_Problem to work on:_ Without the pictures, can you quote each line below exactly?

>>

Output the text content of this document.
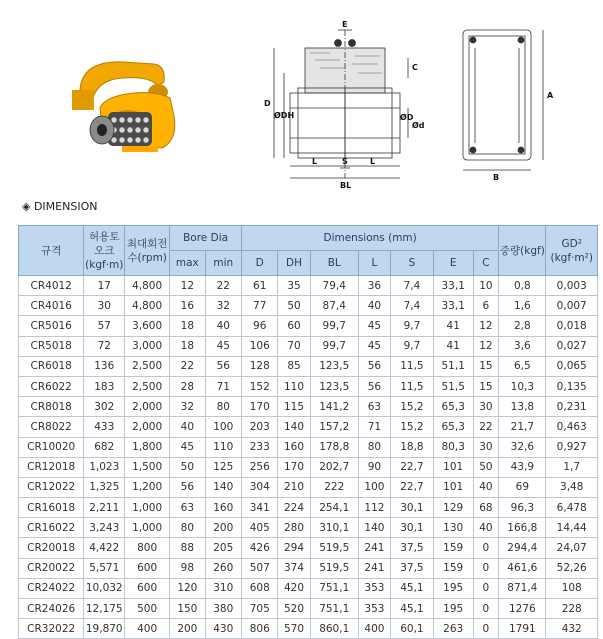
E
C
D
ØDH	ØD
Ød
L	S	L
BL
A
B
◈ DIMENSION
규격	허용토오크(kgf·m)	최대회전수(rpm)	Bore Dia		Dimensions (mm)							중량(kgf)	GD² (kgf·m²)
			max	min	D	DH	BL	L	S	E	C		
CR4012	17	4,800	12	22	61	35	79,4	36	7,4	33,1	10	0,8	0,003
CR4016	30	4,800	16	32	77	50	87,4	40	7,4	33,1	6	1,6	0,007
CR5016	57	3,600	18	40	96	60	99,7	45	9,7	41	12	2,8	0,018
CR5018	72	3,000	18	45	106	70	99,7	45	9,7	41	12	3,6	0,027
CR6018	136	2,500	22	56	128	85	123,5	56	11,5	51,1	15	6,5	0,065
CR6022	183	2,500	28	71	152	110	123,5	56	11,5	51,5	15	10,3	0,135
CR8018	302	2,000	32	80	170	115	141,2	63	15,2	65,3	30	13,8	0,231
CR8022	433	2,000	40	100	203	140	157,2	71	15,2	65,3	22	21,7	0,463
CR10020	682	1,800	45	110	233	160	178,8	80	18,8	80,3	30	32,6	0,927
CR12018	1,023	1,500	50	125	256	170	202,7	90	22,7	101	50	43,9	1,7
CR12022	1,325	1,200	56	140	304	210	222	100	22,7	101	40	69	3,48
CR16018	2,211	1,000	63	160	341	224	254,1	112	30,1	129	68	96,3	6,478
CR16022	3,243	1,000	80	200	405	280	310,1	140	30,1	130	40	166,8	14,44
CR20018	4,422	800	88	205	426	294	519,5	241	37,5	159	0	294,4	24,07
CR20022	5,571	600	98	260	507	374	519,5	241	37,5	159	0	461,6	52,26
CR24022	10,032	600	120	310	608	420	751,1	353	45,1	195	0	871,4	108
CR24026	12,175	500	150	380	705	520	751,1	353	45,1	195	0	1276	228
CR32022	19,870	400	200	430	806	570	860,1	400	60,1	263	0	1791	432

<<

_Problem solution:_
Output the text content of this document.
E
C
D
ØDH	ØD
Ød
L	S	L
BL
A
B
◈ DIMENSION
규격	허용토오크(kgf·m)	최대회전수(rpm)	Bore Dia		Dimensions (mm)							중량(kgf)	GD² (kgf·m²)
			max	min	D	DH	BL	L	S	E	C		
CR4012	17	4,800	12	22	61	35	79,4	36	7,4	33,1	10	0,8	0,003
CR4016	30	4,800	16	32	77	50	87,4	40	7,4	33,1	6	1,6	0,007
CR5016	57	3,600	18	40	96	60	99,7	45	9,7	41	12	2,8	0,018
CR5018	72	3,000	18	45	106	70	99,7	45	9,7	41	12	3,6	0,027
CR6018	136	2,500	22	56	128	85	123,5	56	11,5	51,1	15	6,5	0,065
CR6022	183	2,500	28	71	152	110	123,5	56	11,5	51,5	15	10,3	0,135
CR8018	302	2,000	32	80	170	115	141,2	63	15,2	65,3	30	13,8	0,231
CR8022	433	2,000	40	100	203	140	157,2	71	15,2	65,3	22	21,7	0,463
CR10020	682	1,800	45	110	233	160	178,8	80	18,8	80,3	30	32,6	0,927
CR12018	1,023	1,500	50	125	256	170	202,7	90	22,7	101	50	43,9	1,7
CR12022	1,325	1,200	56	140	304	210	222	100	22,7	101	40	69	3,48
CR16018	2,211	1,000	63	160	341	224	254,1	112	30,1	129	68	96,3	6,478
CR16022	3,243	1,000	80	200	405	280	310,1	140	30,1	130	40	166,8	14,44
CR20018	4,422	800	88	205	426	294	519,5	241	37,5	159	0	294,4	24,07
CR20022	5,571	600	98	260	507	374	519,5	241	37,5	159	0	461,6	52,26
CR24022	10,032	600	120	310	608	420	751,1	353	45,1	195	0	871,4	108
CR24026	12,175	500	150	380	705	520	751,1	353	45,1	195	0	1276	228
CR32022	19,870	400	200	430	806	570	860,1	400	60,1	263	0	1791	432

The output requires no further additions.